= Problem to work on =
Transcribe the records below in full; pictures stay out of the copy.

Start of Listed entries

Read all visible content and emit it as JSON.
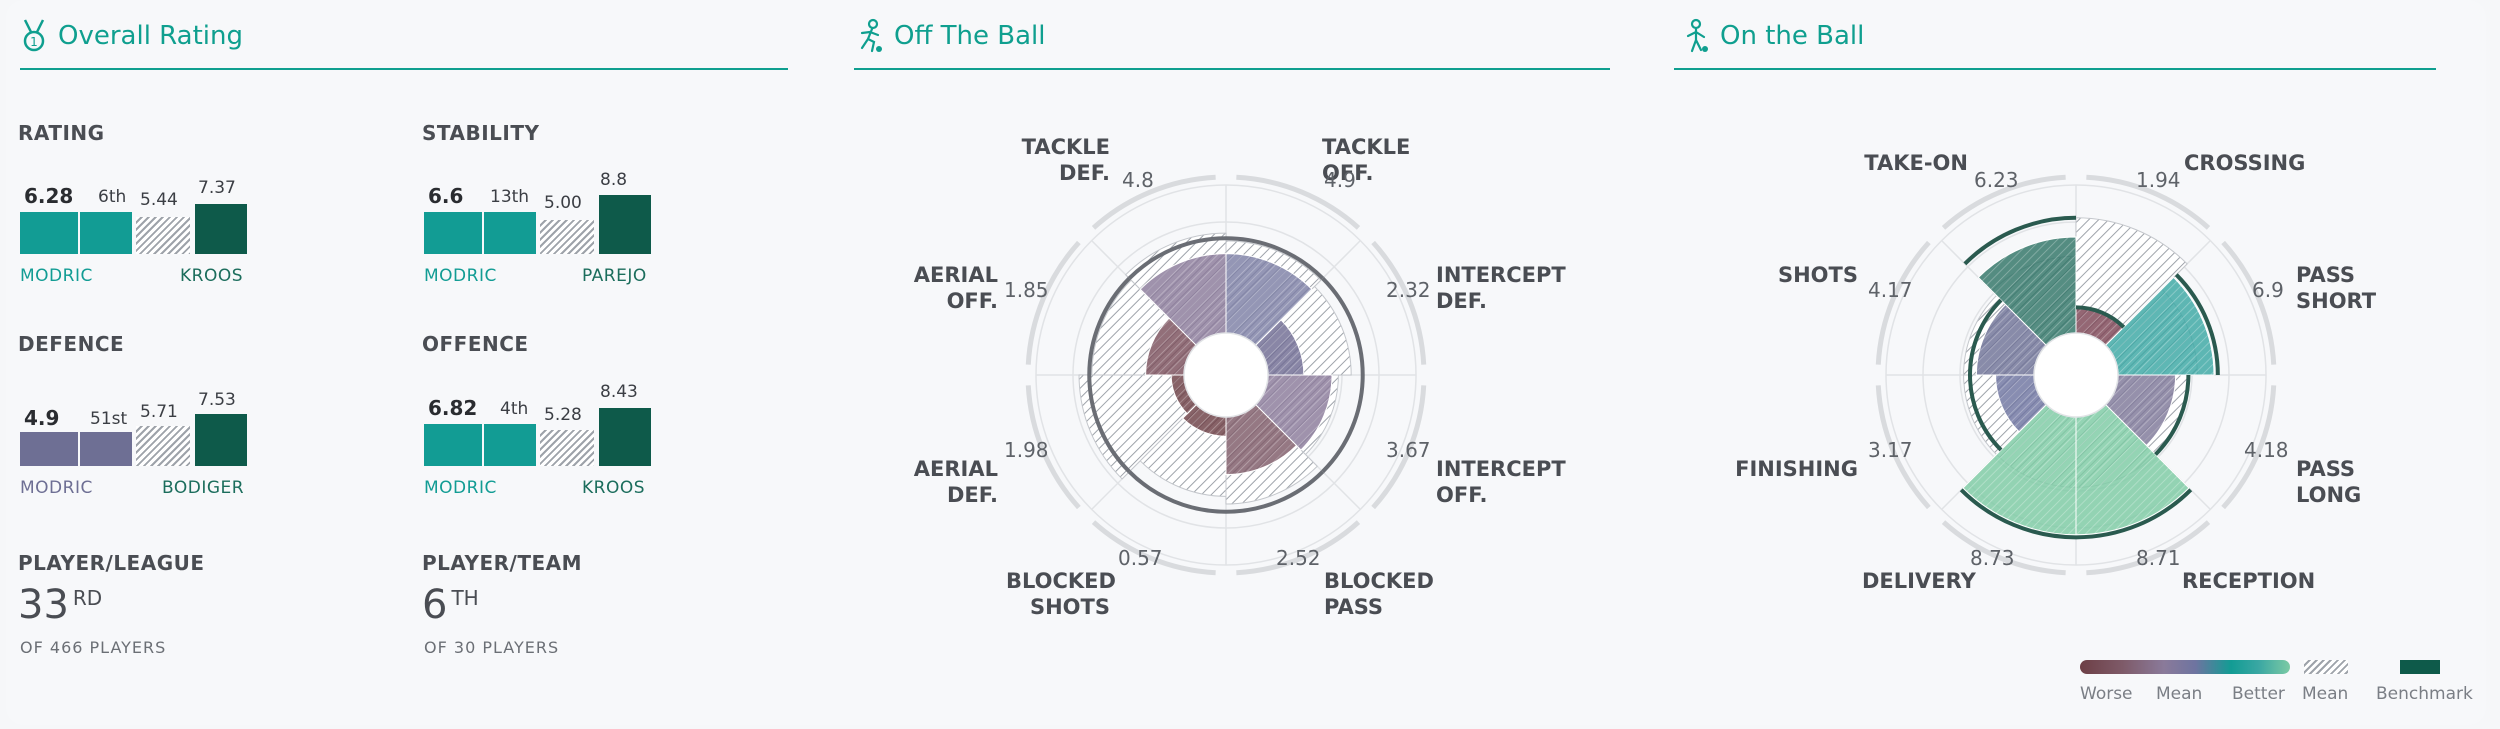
{
  "sections": {
    "overall": "Overall Rating",
    "off_ball": "Off The Ball",
    "on_ball": "On the Ball"
  },
  "metrics": {
    "rating": {
      "label": "RATING",
      "value": "6.28",
      "rank": "6th",
      "mean": "5.44",
      "bench": "7.37",
      "player": "MODRIC",
      "bench_name": "KROOS"
    },
    "stability": {
      "label": "STABILITY",
      "value": "6.6",
      "rank": "13th",
      "mean": "5.00",
      "bench": "8.8",
      "player": "MODRIC",
      "bench_name": "PAREJO"
    },
    "defence": {
      "label": "DEFENCE",
      "value": "4.9",
      "rank": "51st",
      "mean": "5.71",
      "bench": "7.53",
      "player": "MODRIC",
      "bench_name": "BODIGER"
    },
    "offence": {
      "label": "OFFENCE",
      "value": "6.82",
      "rank": "4th",
      "mean": "5.28",
      "bench": "8.43",
      "player": "MODRIC",
      "bench_name": "KROOS"
    }
  },
  "ranks": {
    "league": {
      "label": "PLAYER/LEAGUE",
      "num": "33",
      "suffix": "RD",
      "sub": "OF 466 PLAYERS"
    },
    "team": {
      "label": "PLAYER/TEAM",
      "num": "6",
      "suffix": "TH",
      "sub": "OF 30 PLAYERS"
    }
  },
  "off_ball_axes": [
    {
      "l1": "TACKLE",
      "l2": "OFF.",
      "value": "4.9"
    },
    {
      "l1": "INTERCEPT",
      "l2": "DEF.",
      "value": "2.32"
    },
    {
      "l1": "INTERCEPT",
      "l2": "OFF.",
      "value": "3.67"
    },
    {
      "l1": "BLOCKED",
      "l2": "PASS",
      "value": "2.52"
    },
    {
      "l1": "BLOCKED",
      "l2": "SHOTS",
      "value": "0.57"
    },
    {
      "l1": "AERIAL",
      "l2": "DEF.",
      "value": "1.98"
    },
    {
      "l1": "AERIAL",
      "l2": "OFF.",
      "value": "1.85"
    },
    {
      "l1": "TACKLE",
      "l2": "DEF.",
      "value": "4.8"
    }
  ],
  "on_ball_axes": [
    {
      "l1": "CROSSING",
      "l2": "",
      "value": "1.94"
    },
    {
      "l1": "PASS",
      "l2": "SHORT",
      "value": "6.9"
    },
    {
      "l1": "PASS",
      "l2": "LONG",
      "value": "4.18"
    },
    {
      "l1": "RECEPTION",
      "l2": "",
      "value": "8.71"
    },
    {
      "l1": "DELIVERY",
      "l2": "",
      "value": "8.73"
    },
    {
      "l1": "FINISHING",
      "l2": "",
      "value": "3.17"
    },
    {
      "l1": "SHOTS",
      "l2": "",
      "value": "4.17"
    },
    {
      "l1": "TAKE-ON",
      "l2": "",
      "value": "6.23"
    }
  ],
  "legend": {
    "worse": "Worse",
    "mean": "Mean",
    "better": "Better",
    "mean2": "Mean",
    "benchmark": "Benchmark"
  },
  "colors": {
    "accent": "#0f9f8f",
    "player_teal": "#129c94",
    "player_purple": "#6e6f94",
    "benchmark": "#0e5a4a"
  },
  "chart_data": [
    {
      "type": "polar-area",
      "title": "Off The Ball",
      "categories": [
        "TACKLE OFF.",
        "INTERCEPT DEF.",
        "INTERCEPT OFF.",
        "BLOCKED PASS",
        "BLOCKED SHOTS",
        "AERIAL DEF.",
        "AERIAL OFF.",
        "TACKLE DEF."
      ],
      "values": [
        4.9,
        2.32,
        3.67,
        2.52,
        0.57,
        1.98,
        1.85,
        4.8
      ],
      "fill_scores": [
        0.62,
        0.28,
        0.5,
        0.45,
        0.15,
        0.1,
        0.3,
        0.62
      ],
      "mean_scores": [
        0.72,
        0.65,
        0.55,
        0.68,
        0.62,
        0.82,
        0.72,
        0.78
      ],
      "benchmark_scores": [
        0.74,
        0.74,
        0.74,
        0.74,
        0.74,
        0.74,
        0.74,
        0.74
      ],
      "fill_colors": [
        "#7d7fa5",
        "#6f6b92",
        "#8a7a9a",
        "#7e5a68",
        "#6d3f46",
        "#6d3f46",
        "#7a4f5c",
        "#8a7a9a"
      ]
    },
    {
      "type": "polar-area",
      "title": "On the Ball",
      "categories": [
        "CROSSING",
        "PASS SHORT",
        "PASS LONG",
        "RECEPTION",
        "DELIVERY",
        "FINISHING",
        "SHOTS",
        "TAKE-ON"
      ],
      "values": [
        1.94,
        6.9,
        4.18,
        8.71,
        8.73,
        3.17,
        4.17,
        6.23
      ],
      "fill_scores": [
        0.2,
        0.75,
        0.45,
        0.92,
        0.92,
        0.3,
        0.45,
        0.75
      ],
      "mean_scores": [
        0.9,
        0.62,
        0.55,
        0.55,
        0.55,
        0.55,
        0.55,
        0.6
      ],
      "benchmark_scores": [
        0.2,
        0.78,
        0.55,
        0.94,
        0.94,
        0.5,
        0.5,
        0.9
      ],
      "fill_colors": [
        "#7d4555",
        "#3aa7a3",
        "#7e7898",
        "#7ccaa4",
        "#7ccaa4",
        "#6e74a0",
        "#6e7196",
        "#2f7467"
      ]
    }
  ]
}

End of Listed entries

= Finished answer =
Read all visible content and emit it as JSON.
{
  "sections": {
    "overall": "Overall Rating",
    "off_ball": "Off The Ball",
    "on_ball": "On the Ball"
  },
  "metrics": {
    "rating": {
      "label": "RATING",
      "value": "6.28",
      "rank": "6th",
      "mean": "5.44",
      "bench": "7.37",
      "player": "MODRIC",
      "bench_name": "KROOS"
    },
    "stability": {
      "label": "STABILITY",
      "value": "6.6",
      "rank": "13th",
      "mean": "5.00",
      "bench": "8.8",
      "player": "MODRIC",
      "bench_name": "PAREJO"
    },
    "defence": {
      "label": "DEFENCE",
      "value": "4.9",
      "rank": "51st",
      "mean": "5.71",
      "bench": "7.53",
      "player": "MODRIC",
      "bench_name": "BODIGER"
    },
    "offence": {
      "label": "OFFENCE",
      "value": "6.82",
      "rank": "4th",
      "mean": "5.28",
      "bench": "8.43",
      "player": "MODRIC",
      "bench_name": "KROOS"
    }
  },
  "ranks": {
    "league": {
      "label": "PLAYER/LEAGUE",
      "num": "33",
      "suffix": "RD",
      "sub": "OF 466 PLAYERS"
    },
    "team": {
      "label": "PLAYER/TEAM",
      "num": "6",
      "suffix": "TH",
      "sub": "OF 30 PLAYERS"
    }
  },
  "off_ball_axes": [
    {
      "l1": "TACKLE",
      "l2": "OFF.",
      "value": "4.9"
    },
    {
      "l1": "INTERCEPT",
      "l2": "DEF.",
      "value": "2.32"
    },
    {
      "l1": "INTERCEPT",
      "l2": "OFF.",
      "value": "3.67"
    },
    {
      "l1": "BLOCKED",
      "l2": "PASS",
      "value": "2.52"
    },
    {
      "l1": "BLOCKED",
      "l2": "SHOTS",
      "value": "0.57"
    },
    {
      "l1": "AERIAL",
      "l2": "DEF.",
      "value": "1.98"
    },
    {
      "l1": "AERIAL",
      "l2": "OFF.",
      "value": "1.85"
    },
    {
      "l1": "TACKLE",
      "l2": "DEF.",
      "value": "4.8"
    }
  ],
  "on_ball_axes": [
    {
      "l1": "CROSSING",
      "l2": "",
      "value": "1.94"
    },
    {
      "l1": "PASS",
      "l2": "SHORT",
      "value": "6.9"
    },
    {
      "l1": "PASS",
      "l2": "LONG",
      "value": "4.18"
    },
    {
      "l1": "RECEPTION",
      "l2": "",
      "value": "8.71"
    },
    {
      "l1": "DELIVERY",
      "l2": "",
      "value": "8.73"
    },
    {
      "l1": "FINISHING",
      "l2": "",
      "value": "3.17"
    },
    {
      "l1": "SHOTS",
      "l2": "",
      "value": "4.17"
    },
    {
      "l1": "TAKE-ON",
      "l2": "",
      "value": "6.23"
    }
  ],
  "legend": {
    "worse": "Worse",
    "mean": "Mean",
    "better": "Better",
    "mean2": "Mean",
    "benchmark": "Benchmark"
  },
  "colors": {
    "accent": "#0f9f8f",
    "player_teal": "#129c94",
    "player_purple": "#6e6f94",
    "benchmark": "#0e5a4a"
  },
  "chart_data": [
    {
      "type": "polar-area",
      "title": "Off The Ball",
      "categories": [
        "TACKLE OFF.",
        "INTERCEPT DEF.",
        "INTERCEPT OFF.",
        "BLOCKED PASS",
        "BLOCKED SHOTS",
        "AERIAL DEF.",
        "AERIAL OFF.",
        "TACKLE DEF."
      ],
      "values": [
        4.9,
        2.32,
        3.67,
        2.52,
        0.57,
        1.98,
        1.85,
        4.8
      ],
      "fill_scores": [
        0.62,
        0.28,
        0.5,
        0.45,
        0.15,
        0.1,
        0.3,
        0.62
      ],
      "mean_scores": [
        0.72,
        0.65,
        0.55,
        0.68,
        0.62,
        0.82,
        0.72,
        0.78
      ],
      "benchmark_scores": [
        0.74,
        0.74,
        0.74,
        0.74,
        0.74,
        0.74,
        0.74,
        0.74
      ],
      "fill_colors": [
        "#7d7fa5",
        "#6f6b92",
        "#8a7a9a",
        "#7e5a68",
        "#6d3f46",
        "#6d3f46",
        "#7a4f5c",
        "#8a7a9a"
      ]
    },
    {
      "type": "polar-area",
      "title": "On the Ball",
      "categories": [
        "CROSSING",
        "PASS SHORT",
        "PASS LONG",
        "RECEPTION",
        "DELIVERY",
        "FINISHING",
        "SHOTS",
        "TAKE-ON"
      ],
      "values": [
        1.94,
        6.9,
        4.18,
        8.71,
        8.73,
        3.17,
        4.17,
        6.23
      ],
      "fill_scores": [
        0.2,
        0.75,
        0.45,
        0.92,
        0.92,
        0.3,
        0.45,
        0.75
      ],
      "mean_scores": [
        0.9,
        0.62,
        0.55,
        0.55,
        0.55,
        0.55,
        0.55,
        0.6
      ],
      "benchmark_scores": [
        0.2,
        0.78,
        0.55,
        0.94,
        0.94,
        0.5,
        0.5,
        0.9
      ],
      "fill_colors": [
        "#7d4555",
        "#3aa7a3",
        "#7e7898",
        "#7ccaa4",
        "#7ccaa4",
        "#6e74a0",
        "#6e7196",
        "#2f7467"
      ]
    }
  ]
}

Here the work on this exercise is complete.